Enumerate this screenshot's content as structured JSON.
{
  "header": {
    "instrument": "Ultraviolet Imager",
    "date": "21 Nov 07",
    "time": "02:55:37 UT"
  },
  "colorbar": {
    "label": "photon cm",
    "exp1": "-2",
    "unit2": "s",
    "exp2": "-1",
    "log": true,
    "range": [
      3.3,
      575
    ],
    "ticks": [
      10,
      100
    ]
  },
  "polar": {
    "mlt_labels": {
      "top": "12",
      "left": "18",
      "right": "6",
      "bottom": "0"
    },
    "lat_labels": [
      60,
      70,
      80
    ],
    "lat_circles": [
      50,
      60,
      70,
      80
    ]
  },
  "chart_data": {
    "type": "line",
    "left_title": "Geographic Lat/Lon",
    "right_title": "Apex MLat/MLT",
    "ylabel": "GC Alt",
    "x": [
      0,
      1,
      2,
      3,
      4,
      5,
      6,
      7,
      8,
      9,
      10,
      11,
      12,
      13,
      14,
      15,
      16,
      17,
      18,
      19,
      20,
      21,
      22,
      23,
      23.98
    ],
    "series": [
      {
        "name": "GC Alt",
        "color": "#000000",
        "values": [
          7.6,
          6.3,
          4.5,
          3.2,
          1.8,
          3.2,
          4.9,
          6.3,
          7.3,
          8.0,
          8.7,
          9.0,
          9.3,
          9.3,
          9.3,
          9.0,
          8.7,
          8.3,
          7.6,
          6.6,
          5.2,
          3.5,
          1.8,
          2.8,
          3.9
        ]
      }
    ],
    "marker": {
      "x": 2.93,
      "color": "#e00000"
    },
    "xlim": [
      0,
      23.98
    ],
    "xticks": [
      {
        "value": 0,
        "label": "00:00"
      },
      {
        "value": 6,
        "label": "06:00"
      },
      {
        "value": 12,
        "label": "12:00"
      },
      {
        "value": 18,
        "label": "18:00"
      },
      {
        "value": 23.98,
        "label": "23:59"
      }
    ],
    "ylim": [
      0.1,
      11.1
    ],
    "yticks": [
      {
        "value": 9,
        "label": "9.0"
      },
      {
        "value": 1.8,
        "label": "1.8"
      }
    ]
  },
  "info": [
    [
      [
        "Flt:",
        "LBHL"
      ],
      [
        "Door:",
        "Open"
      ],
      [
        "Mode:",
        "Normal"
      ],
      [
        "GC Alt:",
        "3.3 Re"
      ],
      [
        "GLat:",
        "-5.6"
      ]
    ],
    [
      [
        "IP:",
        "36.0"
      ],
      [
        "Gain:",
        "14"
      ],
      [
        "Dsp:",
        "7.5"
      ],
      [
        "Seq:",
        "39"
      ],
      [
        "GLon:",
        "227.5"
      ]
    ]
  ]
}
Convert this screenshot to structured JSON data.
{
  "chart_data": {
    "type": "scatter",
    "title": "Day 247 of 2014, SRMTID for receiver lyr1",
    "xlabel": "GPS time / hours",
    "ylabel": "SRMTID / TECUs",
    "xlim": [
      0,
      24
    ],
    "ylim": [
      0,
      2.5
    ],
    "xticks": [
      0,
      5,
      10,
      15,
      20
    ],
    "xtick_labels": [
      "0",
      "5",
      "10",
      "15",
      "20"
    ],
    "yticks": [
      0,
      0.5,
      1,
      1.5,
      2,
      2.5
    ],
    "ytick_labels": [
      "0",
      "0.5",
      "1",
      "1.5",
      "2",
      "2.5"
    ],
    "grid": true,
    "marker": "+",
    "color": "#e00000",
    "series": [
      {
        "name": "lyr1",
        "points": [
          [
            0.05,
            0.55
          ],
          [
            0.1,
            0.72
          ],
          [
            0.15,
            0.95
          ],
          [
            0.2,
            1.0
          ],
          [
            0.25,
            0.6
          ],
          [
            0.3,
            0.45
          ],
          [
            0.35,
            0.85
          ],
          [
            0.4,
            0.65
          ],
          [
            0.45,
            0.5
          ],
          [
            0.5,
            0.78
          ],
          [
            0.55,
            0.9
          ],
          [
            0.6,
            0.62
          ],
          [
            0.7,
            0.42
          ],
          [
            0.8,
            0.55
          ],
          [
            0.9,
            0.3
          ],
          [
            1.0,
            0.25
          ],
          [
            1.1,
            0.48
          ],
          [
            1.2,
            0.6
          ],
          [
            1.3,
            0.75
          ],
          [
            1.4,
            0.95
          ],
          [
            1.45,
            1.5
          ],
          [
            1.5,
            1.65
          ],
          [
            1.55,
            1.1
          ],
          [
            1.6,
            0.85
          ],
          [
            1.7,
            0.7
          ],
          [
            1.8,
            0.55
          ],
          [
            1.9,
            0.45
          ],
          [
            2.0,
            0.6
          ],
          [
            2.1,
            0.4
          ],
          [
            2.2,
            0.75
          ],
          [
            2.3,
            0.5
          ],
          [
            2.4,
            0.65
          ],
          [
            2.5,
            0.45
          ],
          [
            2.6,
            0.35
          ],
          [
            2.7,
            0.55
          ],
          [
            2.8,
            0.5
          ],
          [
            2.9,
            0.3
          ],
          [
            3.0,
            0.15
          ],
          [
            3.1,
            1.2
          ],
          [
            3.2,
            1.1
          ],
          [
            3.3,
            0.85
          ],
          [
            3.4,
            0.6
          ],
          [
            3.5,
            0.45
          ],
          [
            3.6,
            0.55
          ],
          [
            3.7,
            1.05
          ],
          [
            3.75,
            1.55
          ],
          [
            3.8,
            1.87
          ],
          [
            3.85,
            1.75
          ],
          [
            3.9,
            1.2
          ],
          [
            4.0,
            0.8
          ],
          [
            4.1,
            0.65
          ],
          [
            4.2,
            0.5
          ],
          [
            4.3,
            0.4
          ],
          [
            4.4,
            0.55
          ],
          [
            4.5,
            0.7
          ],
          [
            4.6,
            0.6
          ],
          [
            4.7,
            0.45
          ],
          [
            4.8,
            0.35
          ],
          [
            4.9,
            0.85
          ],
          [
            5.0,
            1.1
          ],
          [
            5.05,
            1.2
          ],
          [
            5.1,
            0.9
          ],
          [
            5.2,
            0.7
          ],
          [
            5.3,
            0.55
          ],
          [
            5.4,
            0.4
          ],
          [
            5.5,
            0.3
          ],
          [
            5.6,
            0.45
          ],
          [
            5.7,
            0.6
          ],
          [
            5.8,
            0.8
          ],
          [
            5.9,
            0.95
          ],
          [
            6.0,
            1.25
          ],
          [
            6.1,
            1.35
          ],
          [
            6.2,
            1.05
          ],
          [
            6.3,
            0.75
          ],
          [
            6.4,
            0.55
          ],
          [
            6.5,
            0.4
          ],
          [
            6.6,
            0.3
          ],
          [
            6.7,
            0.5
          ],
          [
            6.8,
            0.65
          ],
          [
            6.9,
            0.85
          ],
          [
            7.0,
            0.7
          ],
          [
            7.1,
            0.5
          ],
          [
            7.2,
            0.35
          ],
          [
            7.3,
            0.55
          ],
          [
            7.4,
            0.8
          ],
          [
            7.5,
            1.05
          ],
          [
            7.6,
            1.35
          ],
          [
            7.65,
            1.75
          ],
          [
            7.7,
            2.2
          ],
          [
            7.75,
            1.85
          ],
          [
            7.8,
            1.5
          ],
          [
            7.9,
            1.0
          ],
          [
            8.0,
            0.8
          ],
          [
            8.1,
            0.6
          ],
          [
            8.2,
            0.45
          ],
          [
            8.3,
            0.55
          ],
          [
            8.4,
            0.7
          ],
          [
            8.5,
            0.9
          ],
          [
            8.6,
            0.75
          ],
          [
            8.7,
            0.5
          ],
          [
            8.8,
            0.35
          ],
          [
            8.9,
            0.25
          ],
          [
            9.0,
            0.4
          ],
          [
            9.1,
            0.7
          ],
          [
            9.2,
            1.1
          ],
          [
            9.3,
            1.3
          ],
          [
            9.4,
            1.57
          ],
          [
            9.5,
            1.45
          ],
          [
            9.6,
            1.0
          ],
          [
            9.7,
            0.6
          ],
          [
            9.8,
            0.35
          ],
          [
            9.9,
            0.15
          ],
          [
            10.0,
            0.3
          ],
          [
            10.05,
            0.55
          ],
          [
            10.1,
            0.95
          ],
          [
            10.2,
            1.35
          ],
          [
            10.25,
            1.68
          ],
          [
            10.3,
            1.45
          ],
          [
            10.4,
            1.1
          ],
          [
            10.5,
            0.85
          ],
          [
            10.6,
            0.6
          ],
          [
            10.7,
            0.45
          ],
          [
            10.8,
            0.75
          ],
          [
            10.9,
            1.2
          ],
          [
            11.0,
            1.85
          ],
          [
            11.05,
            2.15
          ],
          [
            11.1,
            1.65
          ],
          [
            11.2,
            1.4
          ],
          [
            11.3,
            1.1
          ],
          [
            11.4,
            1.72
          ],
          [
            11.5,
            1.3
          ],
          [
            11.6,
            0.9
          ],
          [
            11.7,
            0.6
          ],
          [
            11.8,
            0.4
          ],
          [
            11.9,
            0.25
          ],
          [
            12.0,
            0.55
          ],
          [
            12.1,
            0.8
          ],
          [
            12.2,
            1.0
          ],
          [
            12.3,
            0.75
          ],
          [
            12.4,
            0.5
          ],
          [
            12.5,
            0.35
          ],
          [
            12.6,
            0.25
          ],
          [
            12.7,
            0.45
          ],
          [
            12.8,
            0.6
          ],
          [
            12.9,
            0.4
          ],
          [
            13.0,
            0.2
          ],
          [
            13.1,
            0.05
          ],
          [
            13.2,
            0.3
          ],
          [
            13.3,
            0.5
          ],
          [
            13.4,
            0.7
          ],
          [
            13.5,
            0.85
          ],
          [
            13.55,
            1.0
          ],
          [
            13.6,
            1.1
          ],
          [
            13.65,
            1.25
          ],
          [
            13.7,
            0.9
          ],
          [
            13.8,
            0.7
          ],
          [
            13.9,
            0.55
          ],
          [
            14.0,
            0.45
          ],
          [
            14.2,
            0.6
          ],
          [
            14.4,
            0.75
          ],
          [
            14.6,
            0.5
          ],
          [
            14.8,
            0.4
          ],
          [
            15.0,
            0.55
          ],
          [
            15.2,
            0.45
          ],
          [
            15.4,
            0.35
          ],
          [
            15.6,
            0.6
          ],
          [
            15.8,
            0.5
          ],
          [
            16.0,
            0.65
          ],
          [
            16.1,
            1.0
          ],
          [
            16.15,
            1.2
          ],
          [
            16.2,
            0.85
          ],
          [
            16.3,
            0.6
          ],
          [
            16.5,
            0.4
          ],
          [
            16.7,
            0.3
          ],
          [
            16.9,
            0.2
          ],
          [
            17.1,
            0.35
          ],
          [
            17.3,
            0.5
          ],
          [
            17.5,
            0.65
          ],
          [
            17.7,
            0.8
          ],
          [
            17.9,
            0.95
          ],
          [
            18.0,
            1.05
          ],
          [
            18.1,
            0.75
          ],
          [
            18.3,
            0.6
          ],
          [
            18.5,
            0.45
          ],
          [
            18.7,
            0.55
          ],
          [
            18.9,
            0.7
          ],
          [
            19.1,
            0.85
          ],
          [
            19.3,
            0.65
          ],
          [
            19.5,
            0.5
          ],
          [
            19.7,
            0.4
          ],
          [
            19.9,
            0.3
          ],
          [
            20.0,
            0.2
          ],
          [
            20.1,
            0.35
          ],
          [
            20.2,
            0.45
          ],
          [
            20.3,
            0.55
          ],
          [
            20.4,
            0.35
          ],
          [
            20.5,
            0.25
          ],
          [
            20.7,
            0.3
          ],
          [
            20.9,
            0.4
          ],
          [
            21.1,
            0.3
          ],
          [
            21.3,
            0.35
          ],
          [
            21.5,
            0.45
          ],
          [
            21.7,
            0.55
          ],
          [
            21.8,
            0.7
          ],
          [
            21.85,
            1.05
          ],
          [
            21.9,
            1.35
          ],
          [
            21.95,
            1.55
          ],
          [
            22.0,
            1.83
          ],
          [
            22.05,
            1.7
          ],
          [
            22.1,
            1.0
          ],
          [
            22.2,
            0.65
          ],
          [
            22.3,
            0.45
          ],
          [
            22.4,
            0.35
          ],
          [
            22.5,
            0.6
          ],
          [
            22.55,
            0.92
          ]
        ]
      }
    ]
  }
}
-=-=-=-=-
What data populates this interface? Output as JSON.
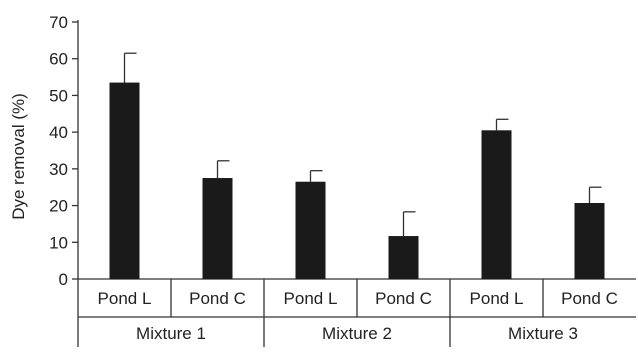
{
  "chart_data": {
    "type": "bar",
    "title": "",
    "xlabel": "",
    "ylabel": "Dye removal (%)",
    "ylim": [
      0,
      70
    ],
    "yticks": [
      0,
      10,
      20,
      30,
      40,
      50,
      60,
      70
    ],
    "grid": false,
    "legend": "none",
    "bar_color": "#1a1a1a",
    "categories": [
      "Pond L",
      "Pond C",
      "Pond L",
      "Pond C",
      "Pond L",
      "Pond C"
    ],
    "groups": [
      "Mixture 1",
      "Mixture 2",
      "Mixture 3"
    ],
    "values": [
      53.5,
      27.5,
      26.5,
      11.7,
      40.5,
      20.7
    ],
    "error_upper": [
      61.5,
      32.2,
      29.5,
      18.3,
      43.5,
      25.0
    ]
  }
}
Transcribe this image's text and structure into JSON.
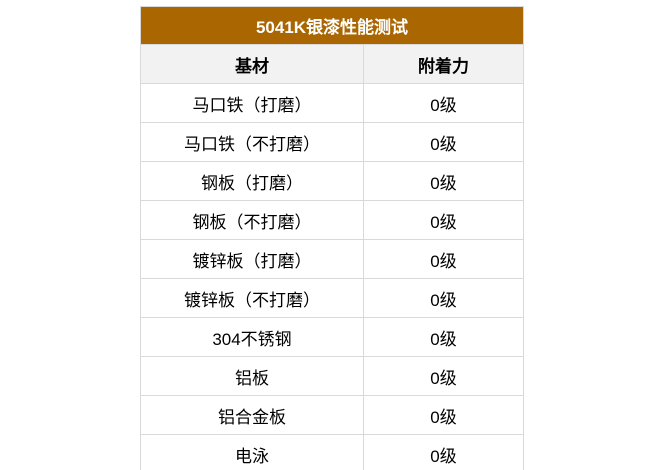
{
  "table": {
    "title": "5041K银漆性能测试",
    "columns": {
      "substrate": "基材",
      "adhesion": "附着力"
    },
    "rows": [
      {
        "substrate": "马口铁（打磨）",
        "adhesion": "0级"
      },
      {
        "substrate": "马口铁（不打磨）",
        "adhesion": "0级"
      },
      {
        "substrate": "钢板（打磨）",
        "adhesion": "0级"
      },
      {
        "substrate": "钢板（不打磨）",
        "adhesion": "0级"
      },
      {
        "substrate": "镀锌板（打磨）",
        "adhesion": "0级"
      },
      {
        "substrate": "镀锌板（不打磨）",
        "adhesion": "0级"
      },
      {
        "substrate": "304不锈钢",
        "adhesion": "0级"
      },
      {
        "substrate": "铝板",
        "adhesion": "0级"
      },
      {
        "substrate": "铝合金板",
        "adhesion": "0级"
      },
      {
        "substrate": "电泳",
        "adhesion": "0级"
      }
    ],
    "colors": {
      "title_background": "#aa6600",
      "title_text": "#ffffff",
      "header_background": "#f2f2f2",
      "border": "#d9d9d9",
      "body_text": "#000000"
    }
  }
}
-=-=-=-=-
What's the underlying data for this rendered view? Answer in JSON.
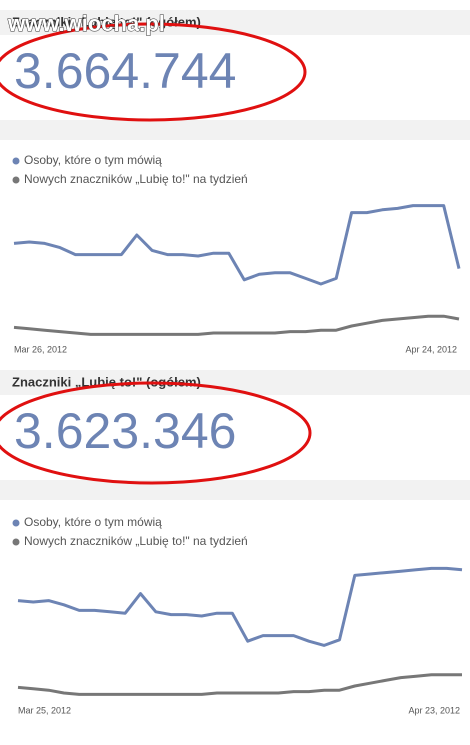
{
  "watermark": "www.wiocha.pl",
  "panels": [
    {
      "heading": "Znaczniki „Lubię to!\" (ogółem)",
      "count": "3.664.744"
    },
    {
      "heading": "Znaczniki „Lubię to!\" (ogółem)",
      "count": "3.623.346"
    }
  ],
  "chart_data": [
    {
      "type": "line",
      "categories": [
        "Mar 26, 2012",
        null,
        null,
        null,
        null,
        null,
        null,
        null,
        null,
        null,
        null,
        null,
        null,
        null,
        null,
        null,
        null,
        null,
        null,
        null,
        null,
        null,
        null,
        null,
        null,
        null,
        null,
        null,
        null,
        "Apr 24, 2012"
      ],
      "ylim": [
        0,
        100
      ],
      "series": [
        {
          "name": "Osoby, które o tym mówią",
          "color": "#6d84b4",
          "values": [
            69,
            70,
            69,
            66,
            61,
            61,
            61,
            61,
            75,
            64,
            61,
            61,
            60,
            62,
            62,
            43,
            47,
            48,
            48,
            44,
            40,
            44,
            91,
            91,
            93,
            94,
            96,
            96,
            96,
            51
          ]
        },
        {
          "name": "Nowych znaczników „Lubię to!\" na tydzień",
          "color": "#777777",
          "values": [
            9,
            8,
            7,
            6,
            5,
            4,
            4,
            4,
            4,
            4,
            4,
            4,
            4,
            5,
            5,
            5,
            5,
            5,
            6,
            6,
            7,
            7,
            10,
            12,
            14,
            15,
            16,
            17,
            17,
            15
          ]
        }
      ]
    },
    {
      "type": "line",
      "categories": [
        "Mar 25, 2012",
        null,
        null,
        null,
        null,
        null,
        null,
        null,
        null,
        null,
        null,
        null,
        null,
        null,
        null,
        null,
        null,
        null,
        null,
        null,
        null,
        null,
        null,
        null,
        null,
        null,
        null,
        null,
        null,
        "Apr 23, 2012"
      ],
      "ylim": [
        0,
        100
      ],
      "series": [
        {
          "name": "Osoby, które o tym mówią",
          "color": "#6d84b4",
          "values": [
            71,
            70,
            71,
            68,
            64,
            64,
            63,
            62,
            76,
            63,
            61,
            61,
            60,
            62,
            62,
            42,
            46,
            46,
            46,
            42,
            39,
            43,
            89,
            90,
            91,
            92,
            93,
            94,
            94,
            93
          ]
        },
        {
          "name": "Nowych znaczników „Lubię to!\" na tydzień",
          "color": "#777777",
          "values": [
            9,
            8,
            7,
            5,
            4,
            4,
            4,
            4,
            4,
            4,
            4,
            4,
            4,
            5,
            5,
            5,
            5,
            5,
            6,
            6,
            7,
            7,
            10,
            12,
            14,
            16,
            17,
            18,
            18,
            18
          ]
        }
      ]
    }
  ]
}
-=-=-=-=-
Go over the data above and copy every line that has the word "this" in it.

Enumerate this screenshot's content as structured JSON.
Convert this screenshot to structured JSON data.
What data populates this interface? Output as JSON.
Transcribe this image's text and structure into JSON.
What's the underlying data for this rendered view? Answer in JSON.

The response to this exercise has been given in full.